— BEGIN Material supplied —

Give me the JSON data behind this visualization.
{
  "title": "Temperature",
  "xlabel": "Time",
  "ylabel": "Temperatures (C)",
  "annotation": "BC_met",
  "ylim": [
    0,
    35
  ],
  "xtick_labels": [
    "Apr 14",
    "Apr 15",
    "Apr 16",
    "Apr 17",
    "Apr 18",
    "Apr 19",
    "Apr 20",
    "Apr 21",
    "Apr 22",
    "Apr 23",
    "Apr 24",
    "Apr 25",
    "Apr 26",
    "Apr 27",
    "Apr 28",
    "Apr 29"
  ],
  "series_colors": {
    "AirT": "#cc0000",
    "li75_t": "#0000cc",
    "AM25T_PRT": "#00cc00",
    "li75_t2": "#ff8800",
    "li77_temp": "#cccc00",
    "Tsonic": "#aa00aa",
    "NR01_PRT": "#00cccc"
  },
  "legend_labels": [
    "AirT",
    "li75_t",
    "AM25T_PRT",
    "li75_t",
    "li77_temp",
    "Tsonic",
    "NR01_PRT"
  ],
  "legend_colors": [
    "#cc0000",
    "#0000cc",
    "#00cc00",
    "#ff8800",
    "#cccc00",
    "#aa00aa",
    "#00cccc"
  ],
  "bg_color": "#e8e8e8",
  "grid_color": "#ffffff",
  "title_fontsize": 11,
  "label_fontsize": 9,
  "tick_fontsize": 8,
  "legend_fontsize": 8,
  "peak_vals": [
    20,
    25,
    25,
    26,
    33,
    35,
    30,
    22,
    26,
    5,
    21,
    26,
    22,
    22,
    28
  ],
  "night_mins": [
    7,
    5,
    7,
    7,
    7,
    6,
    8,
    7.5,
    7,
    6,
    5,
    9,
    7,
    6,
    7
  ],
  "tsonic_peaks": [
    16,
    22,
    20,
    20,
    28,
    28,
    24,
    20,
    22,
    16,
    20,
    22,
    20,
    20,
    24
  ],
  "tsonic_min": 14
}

— END Material supplied —

Given exercise. Each line in the material above must be retyped without alteration.

Finished answer.
Give me the JSON data behind this visualization.
{
  "title": "Temperature",
  "xlabel": "Time",
  "ylabel": "Temperatures (C)",
  "annotation": "BC_met",
  "ylim": [
    0,
    35
  ],
  "xtick_labels": [
    "Apr 14",
    "Apr 15",
    "Apr 16",
    "Apr 17",
    "Apr 18",
    "Apr 19",
    "Apr 20",
    "Apr 21",
    "Apr 22",
    "Apr 23",
    "Apr 24",
    "Apr 25",
    "Apr 26",
    "Apr 27",
    "Apr 28",
    "Apr 29"
  ],
  "series_colors": {
    "AirT": "#cc0000",
    "li75_t": "#0000cc",
    "AM25T_PRT": "#00cc00",
    "li75_t2": "#ff8800",
    "li77_temp": "#cccc00",
    "Tsonic": "#aa00aa",
    "NR01_PRT": "#00cccc"
  },
  "legend_labels": [
    "AirT",
    "li75_t",
    "AM25T_PRT",
    "li75_t",
    "li77_temp",
    "Tsonic",
    "NR01_PRT"
  ],
  "legend_colors": [
    "#cc0000",
    "#0000cc",
    "#00cc00",
    "#ff8800",
    "#cccc00",
    "#aa00aa",
    "#00cccc"
  ],
  "bg_color": "#e8e8e8",
  "grid_color": "#ffffff",
  "title_fontsize": 11,
  "label_fontsize": 9,
  "tick_fontsize": 8,
  "legend_fontsize": 8,
  "peak_vals": [
    20,
    25,
    25,
    26,
    33,
    35,
    30,
    22,
    26,
    5,
    21,
    26,
    22,
    22,
    28
  ],
  "night_mins": [
    7,
    5,
    7,
    7,
    7,
    6,
    8,
    7.5,
    7,
    6,
    5,
    9,
    7,
    6,
    7
  ],
  "tsonic_peaks": [
    16,
    22,
    20,
    20,
    28,
    28,
    24,
    20,
    22,
    16,
    20,
    22,
    20,
    20,
    24
  ],
  "tsonic_min": 14
}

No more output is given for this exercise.